** Begin DATA IN THIS EXERCISE **

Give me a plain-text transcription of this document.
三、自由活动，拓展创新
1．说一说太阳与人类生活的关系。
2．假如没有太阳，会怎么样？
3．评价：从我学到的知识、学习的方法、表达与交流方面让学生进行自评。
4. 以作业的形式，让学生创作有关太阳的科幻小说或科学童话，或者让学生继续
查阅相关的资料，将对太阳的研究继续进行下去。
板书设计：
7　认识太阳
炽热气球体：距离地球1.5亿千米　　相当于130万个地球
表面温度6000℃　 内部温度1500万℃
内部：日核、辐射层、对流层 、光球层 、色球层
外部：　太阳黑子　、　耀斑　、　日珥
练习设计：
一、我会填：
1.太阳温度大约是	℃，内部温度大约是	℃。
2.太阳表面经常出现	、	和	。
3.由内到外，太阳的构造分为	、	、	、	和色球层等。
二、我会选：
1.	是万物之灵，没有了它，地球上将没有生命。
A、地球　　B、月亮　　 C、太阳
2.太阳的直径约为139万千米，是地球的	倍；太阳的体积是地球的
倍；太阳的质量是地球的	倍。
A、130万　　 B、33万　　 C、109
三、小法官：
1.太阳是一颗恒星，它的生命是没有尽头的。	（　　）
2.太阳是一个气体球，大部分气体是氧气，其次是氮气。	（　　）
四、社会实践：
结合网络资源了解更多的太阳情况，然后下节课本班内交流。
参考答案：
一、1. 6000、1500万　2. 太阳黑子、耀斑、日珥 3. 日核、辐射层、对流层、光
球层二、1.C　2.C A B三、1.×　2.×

** End DATA IN THIS EXERCISE **
** Begin DATA IN THIS EXERCISE **

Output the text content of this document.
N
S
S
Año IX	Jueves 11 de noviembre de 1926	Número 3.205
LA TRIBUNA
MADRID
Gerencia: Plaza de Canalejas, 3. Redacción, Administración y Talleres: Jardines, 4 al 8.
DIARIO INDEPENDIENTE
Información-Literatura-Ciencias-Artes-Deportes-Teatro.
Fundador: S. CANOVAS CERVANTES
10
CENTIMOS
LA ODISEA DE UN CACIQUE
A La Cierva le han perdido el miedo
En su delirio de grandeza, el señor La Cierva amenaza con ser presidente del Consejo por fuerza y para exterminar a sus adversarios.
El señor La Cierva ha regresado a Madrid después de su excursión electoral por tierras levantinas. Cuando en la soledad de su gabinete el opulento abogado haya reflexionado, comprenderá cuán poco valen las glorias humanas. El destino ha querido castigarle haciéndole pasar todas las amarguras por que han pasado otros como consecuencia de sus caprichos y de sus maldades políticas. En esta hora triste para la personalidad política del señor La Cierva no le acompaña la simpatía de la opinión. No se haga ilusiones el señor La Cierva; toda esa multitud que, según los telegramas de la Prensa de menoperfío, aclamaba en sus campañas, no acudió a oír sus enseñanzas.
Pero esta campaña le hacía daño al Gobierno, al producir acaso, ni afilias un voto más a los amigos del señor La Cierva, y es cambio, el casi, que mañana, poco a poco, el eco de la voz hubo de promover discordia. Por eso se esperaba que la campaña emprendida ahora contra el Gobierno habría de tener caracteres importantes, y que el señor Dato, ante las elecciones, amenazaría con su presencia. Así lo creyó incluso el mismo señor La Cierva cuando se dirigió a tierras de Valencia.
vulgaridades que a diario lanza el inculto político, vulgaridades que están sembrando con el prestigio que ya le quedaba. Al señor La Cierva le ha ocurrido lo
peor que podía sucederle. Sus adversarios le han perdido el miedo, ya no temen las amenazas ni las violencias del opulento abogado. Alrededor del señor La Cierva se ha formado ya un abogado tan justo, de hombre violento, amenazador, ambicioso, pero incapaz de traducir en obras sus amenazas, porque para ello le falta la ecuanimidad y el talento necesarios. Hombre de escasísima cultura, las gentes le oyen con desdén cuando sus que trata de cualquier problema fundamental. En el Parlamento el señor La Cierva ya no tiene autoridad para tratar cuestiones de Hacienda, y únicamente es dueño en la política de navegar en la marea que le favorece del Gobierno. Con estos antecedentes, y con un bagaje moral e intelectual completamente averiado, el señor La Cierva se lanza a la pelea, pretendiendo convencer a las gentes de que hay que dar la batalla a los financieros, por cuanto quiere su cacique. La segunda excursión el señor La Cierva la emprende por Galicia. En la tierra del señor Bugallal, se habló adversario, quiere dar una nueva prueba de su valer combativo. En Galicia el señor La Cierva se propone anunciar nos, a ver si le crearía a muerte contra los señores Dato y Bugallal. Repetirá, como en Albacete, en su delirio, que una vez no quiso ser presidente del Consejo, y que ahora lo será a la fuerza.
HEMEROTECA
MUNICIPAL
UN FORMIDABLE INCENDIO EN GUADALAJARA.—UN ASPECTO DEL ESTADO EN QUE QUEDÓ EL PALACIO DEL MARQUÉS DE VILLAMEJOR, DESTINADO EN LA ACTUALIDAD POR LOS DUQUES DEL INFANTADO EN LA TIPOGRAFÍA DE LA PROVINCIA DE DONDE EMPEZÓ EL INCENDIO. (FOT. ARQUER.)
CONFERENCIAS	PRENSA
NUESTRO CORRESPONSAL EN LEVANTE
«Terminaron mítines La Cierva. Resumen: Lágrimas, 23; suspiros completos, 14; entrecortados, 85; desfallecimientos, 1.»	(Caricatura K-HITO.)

** End DATA IN THIS EXERCISE **

DO THIS →
Tally how many lines in the material above hold the word "太阳黑子". Write only that number.

EXERCISE ANSWER →
2